Copy exactly the run of lines that begins at the line with "Serialize everything readable" and ends at the final line of the entries.

--- begin Records ---

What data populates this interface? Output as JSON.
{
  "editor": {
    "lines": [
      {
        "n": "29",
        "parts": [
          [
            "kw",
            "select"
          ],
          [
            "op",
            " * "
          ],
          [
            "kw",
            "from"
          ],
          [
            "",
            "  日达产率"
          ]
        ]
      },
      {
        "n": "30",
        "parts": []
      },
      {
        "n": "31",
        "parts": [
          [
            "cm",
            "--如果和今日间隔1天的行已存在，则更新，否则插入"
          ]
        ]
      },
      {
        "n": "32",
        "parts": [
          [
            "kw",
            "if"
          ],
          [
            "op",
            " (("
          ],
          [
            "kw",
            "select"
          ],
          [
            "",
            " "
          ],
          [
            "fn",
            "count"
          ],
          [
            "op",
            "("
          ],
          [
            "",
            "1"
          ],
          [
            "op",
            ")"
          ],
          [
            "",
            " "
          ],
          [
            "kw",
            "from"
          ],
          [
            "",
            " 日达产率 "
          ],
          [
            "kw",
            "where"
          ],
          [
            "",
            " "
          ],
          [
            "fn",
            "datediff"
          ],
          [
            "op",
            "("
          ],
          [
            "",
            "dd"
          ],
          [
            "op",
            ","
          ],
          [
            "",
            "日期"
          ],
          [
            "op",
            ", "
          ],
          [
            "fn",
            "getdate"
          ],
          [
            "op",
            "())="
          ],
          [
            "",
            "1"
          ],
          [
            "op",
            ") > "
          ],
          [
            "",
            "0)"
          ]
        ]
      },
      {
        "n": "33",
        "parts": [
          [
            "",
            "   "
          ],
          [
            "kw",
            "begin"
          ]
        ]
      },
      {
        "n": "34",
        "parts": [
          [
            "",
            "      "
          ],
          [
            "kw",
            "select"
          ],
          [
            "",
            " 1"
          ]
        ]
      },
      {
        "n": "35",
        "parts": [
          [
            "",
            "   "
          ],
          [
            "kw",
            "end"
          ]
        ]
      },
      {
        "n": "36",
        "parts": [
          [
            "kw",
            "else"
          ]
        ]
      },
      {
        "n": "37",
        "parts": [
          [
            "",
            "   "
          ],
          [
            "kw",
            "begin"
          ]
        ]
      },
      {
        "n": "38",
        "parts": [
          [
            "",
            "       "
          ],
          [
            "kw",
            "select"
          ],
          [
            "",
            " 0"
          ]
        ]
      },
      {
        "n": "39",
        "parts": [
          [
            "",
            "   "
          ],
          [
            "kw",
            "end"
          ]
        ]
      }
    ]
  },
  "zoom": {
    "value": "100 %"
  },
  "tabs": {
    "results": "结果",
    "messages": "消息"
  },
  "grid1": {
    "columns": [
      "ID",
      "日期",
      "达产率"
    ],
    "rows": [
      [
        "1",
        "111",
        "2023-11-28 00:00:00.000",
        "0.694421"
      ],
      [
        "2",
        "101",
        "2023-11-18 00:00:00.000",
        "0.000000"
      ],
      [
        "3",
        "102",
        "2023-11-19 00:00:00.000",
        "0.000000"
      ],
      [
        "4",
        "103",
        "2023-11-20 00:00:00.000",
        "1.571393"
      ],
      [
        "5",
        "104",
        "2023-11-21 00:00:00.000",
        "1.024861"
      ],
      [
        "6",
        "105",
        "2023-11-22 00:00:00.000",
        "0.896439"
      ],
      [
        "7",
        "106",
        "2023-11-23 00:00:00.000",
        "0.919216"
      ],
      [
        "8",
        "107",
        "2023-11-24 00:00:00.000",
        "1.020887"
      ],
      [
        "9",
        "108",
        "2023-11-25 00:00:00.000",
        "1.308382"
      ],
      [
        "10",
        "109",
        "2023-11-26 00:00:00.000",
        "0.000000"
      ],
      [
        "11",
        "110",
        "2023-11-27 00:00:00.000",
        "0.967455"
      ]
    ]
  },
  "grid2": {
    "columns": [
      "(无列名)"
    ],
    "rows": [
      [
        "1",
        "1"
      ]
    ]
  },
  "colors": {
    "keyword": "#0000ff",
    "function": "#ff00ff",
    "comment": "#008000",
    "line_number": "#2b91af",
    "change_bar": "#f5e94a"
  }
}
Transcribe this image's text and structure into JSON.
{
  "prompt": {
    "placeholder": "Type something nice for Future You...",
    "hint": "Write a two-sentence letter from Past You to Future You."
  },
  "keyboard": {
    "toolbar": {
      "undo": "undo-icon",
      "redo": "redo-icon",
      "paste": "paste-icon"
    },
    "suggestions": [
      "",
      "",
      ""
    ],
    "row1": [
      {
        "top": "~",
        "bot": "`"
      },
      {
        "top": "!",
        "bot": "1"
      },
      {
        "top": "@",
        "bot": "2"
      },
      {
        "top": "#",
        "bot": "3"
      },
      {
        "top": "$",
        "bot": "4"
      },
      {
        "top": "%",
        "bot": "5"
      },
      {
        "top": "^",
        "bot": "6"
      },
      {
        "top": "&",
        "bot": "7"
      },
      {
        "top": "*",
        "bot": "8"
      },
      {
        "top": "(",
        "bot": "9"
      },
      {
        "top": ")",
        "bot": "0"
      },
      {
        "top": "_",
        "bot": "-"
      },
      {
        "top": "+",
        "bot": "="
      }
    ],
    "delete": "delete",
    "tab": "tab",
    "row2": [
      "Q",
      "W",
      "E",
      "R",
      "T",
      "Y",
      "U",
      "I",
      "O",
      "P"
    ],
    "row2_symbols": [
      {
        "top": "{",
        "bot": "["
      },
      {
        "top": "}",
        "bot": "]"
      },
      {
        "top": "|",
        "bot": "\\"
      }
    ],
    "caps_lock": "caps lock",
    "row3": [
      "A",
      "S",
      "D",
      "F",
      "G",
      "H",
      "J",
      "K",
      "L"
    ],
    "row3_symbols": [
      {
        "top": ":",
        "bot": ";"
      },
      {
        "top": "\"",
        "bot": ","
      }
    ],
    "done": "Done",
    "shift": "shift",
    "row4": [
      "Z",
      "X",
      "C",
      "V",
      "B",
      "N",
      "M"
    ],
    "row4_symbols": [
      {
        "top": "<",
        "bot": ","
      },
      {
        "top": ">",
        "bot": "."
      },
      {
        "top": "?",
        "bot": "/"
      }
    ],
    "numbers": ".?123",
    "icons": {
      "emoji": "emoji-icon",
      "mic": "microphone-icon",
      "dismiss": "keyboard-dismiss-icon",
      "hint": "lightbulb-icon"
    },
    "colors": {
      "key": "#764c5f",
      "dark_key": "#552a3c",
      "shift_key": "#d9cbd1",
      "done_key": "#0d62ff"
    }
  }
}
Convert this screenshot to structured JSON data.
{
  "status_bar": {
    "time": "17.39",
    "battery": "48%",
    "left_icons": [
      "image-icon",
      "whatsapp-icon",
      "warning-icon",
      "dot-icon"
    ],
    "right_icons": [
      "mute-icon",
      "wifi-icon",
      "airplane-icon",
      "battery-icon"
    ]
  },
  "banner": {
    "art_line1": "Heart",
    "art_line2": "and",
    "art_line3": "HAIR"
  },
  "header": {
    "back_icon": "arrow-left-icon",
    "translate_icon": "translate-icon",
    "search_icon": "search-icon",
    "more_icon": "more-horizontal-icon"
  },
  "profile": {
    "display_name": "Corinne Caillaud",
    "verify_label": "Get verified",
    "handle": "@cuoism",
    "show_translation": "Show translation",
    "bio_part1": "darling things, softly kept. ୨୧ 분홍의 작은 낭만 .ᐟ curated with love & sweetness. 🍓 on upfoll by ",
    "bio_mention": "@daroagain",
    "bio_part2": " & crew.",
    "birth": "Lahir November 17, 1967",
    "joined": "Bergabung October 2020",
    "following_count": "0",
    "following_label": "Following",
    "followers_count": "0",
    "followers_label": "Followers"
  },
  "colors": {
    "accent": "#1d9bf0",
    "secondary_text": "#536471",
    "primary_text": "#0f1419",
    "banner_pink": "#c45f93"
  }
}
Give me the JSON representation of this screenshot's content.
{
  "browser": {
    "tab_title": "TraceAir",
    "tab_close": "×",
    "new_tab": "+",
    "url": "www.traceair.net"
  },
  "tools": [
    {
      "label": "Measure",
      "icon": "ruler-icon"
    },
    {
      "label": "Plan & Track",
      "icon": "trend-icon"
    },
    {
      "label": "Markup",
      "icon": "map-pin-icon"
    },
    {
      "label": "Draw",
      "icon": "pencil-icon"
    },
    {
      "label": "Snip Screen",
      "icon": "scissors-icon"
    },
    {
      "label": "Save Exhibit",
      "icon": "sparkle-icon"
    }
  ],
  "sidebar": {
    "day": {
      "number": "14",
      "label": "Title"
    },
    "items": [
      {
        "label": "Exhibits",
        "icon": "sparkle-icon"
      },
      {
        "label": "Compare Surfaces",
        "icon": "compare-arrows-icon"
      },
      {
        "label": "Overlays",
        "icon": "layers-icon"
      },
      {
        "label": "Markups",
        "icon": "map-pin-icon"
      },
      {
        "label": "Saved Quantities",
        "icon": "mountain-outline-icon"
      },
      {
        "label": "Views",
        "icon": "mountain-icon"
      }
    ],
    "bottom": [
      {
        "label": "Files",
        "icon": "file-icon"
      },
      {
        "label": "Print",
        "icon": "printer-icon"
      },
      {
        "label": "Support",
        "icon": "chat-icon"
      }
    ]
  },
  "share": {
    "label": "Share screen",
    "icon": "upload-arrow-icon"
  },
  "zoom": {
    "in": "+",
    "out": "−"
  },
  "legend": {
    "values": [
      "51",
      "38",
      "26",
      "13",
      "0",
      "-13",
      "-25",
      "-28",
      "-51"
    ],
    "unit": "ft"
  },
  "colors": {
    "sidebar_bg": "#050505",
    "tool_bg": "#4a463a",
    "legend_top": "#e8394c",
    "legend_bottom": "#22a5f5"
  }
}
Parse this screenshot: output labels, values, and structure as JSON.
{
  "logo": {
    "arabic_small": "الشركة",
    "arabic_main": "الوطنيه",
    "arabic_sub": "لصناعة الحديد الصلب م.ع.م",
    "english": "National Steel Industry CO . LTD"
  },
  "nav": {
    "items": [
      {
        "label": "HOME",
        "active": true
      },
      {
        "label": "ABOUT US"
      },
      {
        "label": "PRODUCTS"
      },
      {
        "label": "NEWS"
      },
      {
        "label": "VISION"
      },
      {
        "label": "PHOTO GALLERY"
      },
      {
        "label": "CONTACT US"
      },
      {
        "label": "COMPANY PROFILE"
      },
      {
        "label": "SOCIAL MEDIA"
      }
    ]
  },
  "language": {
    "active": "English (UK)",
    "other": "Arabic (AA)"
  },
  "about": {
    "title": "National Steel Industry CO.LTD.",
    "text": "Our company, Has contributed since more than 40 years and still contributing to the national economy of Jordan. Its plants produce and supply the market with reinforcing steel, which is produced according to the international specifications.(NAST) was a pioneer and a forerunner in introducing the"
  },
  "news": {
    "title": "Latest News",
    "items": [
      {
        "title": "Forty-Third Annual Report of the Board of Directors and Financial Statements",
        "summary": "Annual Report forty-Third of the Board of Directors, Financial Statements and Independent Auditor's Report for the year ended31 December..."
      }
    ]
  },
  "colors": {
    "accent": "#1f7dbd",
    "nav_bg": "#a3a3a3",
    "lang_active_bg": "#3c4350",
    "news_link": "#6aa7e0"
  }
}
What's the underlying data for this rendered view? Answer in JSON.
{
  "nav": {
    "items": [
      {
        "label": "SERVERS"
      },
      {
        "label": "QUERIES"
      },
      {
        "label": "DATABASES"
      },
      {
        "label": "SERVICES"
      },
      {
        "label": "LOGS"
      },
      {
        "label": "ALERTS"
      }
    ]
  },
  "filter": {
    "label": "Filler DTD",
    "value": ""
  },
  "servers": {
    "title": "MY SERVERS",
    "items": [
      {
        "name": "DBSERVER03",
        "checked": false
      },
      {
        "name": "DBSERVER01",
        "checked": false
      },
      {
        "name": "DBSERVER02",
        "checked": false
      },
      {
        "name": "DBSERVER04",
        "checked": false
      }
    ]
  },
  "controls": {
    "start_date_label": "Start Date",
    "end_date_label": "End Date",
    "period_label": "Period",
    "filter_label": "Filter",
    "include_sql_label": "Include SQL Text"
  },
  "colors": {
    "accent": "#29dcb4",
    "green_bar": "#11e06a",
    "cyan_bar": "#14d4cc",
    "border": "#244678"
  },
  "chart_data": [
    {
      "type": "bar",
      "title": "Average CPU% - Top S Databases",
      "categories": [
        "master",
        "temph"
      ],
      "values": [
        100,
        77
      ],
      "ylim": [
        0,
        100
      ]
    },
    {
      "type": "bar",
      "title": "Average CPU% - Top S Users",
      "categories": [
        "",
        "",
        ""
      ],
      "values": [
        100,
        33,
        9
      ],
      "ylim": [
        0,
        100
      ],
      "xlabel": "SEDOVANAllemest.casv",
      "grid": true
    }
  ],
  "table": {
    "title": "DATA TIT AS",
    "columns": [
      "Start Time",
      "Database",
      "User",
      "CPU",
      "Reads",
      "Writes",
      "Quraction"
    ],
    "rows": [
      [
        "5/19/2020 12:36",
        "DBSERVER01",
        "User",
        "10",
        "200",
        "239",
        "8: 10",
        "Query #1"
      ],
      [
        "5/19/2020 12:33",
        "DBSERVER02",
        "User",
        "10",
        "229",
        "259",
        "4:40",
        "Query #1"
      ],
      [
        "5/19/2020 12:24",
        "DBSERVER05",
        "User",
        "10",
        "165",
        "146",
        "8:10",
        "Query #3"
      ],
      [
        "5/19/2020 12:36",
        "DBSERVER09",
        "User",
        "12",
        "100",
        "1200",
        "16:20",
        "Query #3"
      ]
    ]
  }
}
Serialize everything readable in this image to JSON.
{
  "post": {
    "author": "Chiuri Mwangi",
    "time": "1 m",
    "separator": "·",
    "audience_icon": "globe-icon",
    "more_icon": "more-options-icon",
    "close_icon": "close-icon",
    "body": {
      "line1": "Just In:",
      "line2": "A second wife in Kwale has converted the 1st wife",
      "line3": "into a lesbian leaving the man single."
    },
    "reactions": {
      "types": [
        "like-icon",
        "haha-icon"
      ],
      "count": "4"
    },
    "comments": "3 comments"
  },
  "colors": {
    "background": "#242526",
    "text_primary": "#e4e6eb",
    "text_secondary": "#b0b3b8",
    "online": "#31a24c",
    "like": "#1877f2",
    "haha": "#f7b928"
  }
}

--- end Records ---

** Full output **
Serialize everything readable in this image to JSON.
{
  "post": {
    "author": "Chiuri Mwangi",
    "time": "1 m",
    "separator": "·",
    "audience_icon": "globe-icon",
    "more_icon": "more-options-icon",
    "close_icon": "close-icon",
    "body": {
      "line1": "Just In:",
      "line2": "A second wife in Kwale has converted the 1st wife",
      "line3": "into a lesbian leaving the man single."
    },
    "reactions": {
      "types": [
        "like-icon",
        "haha-icon"
      ],
      "count": "4"
    },
    "comments": "3 comments"
  },
  "colors": {
    "background": "#242526",
    "text_primary": "#e4e6eb",
    "text_secondary": "#b0b3b8",
    "online": "#31a24c",
    "like": "#1877f2",
    "haha": "#f7b928"
  }
}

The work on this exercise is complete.